> _TO DO_: Print the listing below in its entirety, character for character.

[Saved data entries]
++++++

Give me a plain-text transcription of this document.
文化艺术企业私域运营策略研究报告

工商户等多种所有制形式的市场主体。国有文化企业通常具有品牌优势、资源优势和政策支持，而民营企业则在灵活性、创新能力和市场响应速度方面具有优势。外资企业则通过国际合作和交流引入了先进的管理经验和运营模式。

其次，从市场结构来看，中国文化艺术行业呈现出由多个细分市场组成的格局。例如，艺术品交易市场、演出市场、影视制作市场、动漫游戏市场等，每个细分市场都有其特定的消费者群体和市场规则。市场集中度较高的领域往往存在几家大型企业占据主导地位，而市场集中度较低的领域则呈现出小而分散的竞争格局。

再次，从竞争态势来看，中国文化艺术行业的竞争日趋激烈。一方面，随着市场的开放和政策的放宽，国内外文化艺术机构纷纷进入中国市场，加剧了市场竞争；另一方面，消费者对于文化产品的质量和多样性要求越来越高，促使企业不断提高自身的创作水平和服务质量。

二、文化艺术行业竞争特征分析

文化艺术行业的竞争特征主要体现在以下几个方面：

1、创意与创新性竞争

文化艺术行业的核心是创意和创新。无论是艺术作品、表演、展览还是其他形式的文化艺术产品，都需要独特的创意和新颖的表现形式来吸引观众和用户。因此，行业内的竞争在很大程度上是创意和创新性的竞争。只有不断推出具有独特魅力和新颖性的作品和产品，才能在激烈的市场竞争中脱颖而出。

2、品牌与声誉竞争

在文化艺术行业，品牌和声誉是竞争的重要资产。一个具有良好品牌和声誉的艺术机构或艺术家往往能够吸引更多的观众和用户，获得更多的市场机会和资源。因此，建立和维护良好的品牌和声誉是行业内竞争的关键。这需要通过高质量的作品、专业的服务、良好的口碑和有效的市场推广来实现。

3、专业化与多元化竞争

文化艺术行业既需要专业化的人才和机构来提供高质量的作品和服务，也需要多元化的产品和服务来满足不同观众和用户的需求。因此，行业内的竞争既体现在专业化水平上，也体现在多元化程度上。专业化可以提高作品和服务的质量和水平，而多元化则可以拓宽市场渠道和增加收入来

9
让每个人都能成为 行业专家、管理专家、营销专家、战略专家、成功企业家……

++++++

> _TASK RESULT_:
Give me a plain-text transcription of this document.
文化艺术企业私域运营策略研究报告

工商户等多种所有制形式的市场主体。国有文化企业通常具有品牌优势、资源优势和政策支持，而民营企业则在灵活性、创新能力和市场响应速度方面具有优势。外资企业则通过国际合作和交流引入了先进的管理经验和运营模式。

其次，从市场结构来看，中国文化艺术行业呈现出由多个细分市场组成的格局。例如，艺术品交易市场、演出市场、影视制作市场、动漫游戏市场等，每个细分市场都有其特定的消费者群体和市场规则。市场集中度较高的领域往往存在几家大型企业占据主导地位，而市场集中度较低的领域则呈现出小而分散的竞争格局。

再次，从竞争态势来看，中国文化艺术行业的竞争日趋激烈。一方面，随着市场的开放和政策的放宽，国内外文化艺术机构纷纷进入中国市场，加剧了市场竞争；另一方面，消费者对于文化产品的质量和多样性要求越来越高，促使企业不断提高自身的创作水平和服务质量。

二、文化艺术行业竞争特征分析

文化艺术行业的竞争特征主要体现在以下几个方面：

1、创意与创新性竞争

文化艺术行业的核心是创意和创新。无论是艺术作品、表演、展览还是其他形式的文化艺术产品，都需要独特的创意和新颖的表现形式来吸引观众和用户。因此，行业内的竞争在很大程度上是创意和创新性的竞争。只有不断推出具有独特魅力和新颖性的作品和产品，才能在激烈的市场竞争中脱颖而出。

2、品牌与声誉竞争

在文化艺术行业，品牌和声誉是竞争的重要资产。一个具有良好品牌和声誉的艺术机构或艺术家往往能够吸引更多的观众和用户，获得更多的市场机会和资源。因此，建立和维护良好的品牌和声誉是行业内竞争的关键。这需要通过高质量的作品、专业的服务、良好的口碑和有效的市场推广来实现。

3、专业化与多元化竞争

文化艺术行业既需要专业化的人才和机构来提供高质量的作品和服务，也需要多元化的产品和服务来满足不同观众和用户的需求。因此，行业内的竞争既体现在专业化水平上，也体现在多元化程度上。专业化可以提高作品和服务的质量和水平，而多元化则可以拓宽市场渠道和增加收入来

9
让每个人都能成为 行业专家、管理专家、营销专家、战略专家、成功企业家……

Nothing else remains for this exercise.